[Saved entries]
—————

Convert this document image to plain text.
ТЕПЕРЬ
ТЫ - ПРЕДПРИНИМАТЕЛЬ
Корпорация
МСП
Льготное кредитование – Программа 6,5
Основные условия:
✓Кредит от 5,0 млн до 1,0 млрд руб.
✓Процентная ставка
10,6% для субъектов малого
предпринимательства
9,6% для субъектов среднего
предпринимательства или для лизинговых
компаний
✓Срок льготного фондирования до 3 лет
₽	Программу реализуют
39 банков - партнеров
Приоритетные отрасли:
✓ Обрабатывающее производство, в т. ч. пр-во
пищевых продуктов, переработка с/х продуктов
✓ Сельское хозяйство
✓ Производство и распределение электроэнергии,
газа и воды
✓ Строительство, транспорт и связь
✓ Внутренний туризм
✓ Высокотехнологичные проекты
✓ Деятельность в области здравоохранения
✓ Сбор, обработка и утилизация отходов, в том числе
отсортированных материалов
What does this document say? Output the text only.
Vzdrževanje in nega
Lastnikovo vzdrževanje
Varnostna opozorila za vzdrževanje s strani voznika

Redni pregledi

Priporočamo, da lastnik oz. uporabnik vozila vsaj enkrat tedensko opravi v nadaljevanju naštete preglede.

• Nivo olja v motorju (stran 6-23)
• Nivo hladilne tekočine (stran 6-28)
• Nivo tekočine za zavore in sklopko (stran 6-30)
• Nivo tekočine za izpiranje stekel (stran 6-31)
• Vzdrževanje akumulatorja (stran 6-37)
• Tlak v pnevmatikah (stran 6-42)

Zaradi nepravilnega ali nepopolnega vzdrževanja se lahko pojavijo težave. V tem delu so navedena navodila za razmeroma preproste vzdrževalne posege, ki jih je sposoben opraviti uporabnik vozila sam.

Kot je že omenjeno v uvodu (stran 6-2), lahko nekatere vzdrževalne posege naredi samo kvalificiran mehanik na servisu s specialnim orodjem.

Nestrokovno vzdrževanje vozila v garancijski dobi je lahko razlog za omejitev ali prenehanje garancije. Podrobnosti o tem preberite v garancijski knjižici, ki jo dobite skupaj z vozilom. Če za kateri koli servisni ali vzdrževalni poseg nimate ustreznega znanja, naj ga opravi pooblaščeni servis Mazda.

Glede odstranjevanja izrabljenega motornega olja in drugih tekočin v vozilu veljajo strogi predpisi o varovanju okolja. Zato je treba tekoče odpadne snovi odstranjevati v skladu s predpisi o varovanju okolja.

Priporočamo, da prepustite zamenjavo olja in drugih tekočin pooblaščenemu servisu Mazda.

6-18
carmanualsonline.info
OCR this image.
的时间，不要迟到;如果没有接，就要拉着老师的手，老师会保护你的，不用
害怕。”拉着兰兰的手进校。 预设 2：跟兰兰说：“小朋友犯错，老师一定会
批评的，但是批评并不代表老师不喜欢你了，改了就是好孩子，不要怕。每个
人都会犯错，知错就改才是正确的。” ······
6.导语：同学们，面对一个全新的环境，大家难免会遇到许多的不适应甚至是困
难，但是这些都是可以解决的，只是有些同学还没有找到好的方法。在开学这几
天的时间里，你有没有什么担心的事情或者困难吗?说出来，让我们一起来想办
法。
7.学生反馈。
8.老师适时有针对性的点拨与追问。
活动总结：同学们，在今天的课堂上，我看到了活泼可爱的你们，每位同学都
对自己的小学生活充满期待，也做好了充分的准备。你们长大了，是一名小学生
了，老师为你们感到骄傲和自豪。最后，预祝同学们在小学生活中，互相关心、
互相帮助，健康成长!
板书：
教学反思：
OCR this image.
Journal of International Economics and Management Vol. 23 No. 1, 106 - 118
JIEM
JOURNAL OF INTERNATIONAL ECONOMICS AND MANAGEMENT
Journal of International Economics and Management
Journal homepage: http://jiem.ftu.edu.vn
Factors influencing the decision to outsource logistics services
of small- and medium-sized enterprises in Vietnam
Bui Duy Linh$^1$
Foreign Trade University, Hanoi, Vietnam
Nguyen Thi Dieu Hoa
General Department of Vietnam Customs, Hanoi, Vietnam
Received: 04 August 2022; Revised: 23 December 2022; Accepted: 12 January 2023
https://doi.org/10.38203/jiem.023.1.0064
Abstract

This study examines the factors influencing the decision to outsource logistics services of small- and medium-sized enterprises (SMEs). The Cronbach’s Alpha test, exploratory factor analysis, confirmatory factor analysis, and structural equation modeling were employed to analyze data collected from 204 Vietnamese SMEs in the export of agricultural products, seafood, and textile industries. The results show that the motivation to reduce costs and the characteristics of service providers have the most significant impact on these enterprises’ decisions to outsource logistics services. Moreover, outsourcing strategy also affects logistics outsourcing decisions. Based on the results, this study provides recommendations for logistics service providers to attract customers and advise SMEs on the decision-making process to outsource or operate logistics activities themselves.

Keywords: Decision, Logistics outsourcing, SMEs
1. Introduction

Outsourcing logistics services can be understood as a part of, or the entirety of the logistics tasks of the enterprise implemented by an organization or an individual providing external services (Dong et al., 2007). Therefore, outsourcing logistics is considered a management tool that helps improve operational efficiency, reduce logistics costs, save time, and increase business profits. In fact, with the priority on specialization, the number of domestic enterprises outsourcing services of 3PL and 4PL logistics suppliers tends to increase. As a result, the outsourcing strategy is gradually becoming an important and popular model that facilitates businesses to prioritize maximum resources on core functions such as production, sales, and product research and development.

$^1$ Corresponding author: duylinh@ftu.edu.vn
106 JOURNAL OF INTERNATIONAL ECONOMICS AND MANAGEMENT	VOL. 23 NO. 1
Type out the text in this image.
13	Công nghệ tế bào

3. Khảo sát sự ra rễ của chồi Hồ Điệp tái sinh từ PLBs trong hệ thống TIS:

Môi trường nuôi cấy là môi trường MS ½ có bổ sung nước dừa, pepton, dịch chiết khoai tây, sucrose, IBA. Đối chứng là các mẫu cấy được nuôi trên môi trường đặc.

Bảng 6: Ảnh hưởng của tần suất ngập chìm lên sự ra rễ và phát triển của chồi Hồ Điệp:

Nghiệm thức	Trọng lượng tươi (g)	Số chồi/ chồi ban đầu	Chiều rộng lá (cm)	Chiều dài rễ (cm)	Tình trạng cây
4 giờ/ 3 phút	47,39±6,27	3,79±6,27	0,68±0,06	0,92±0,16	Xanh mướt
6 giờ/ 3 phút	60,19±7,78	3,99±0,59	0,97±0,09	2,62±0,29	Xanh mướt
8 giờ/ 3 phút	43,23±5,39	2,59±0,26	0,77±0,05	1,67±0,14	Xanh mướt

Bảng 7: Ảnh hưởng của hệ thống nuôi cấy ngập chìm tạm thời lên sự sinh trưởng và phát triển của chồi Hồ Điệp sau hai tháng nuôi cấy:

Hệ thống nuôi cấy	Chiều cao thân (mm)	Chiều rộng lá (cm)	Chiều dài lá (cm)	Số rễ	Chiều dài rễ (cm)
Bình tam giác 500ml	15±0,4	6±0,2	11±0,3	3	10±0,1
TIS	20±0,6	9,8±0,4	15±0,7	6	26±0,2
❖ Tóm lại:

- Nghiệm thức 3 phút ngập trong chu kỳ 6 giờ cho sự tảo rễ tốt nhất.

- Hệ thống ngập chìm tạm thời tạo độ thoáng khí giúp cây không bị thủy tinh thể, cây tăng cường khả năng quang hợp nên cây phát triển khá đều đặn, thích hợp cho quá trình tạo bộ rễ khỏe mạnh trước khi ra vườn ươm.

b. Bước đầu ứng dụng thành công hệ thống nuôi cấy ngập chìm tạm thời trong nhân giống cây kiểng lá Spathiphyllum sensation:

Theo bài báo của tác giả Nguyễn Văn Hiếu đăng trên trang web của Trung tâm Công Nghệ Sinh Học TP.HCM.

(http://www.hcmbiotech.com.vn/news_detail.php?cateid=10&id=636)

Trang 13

—————

Find and copy every line in the entries above where the string "Nivo" occurs.

• Nivo olja v motorju (stran 6-23)
• Nivo hladilne tekočine (stran 6-28)
• Nivo tekočine za zavore in sklopko (stran 6-30)
• Nivo tekočine za izpiranje stekel (stran 6-31)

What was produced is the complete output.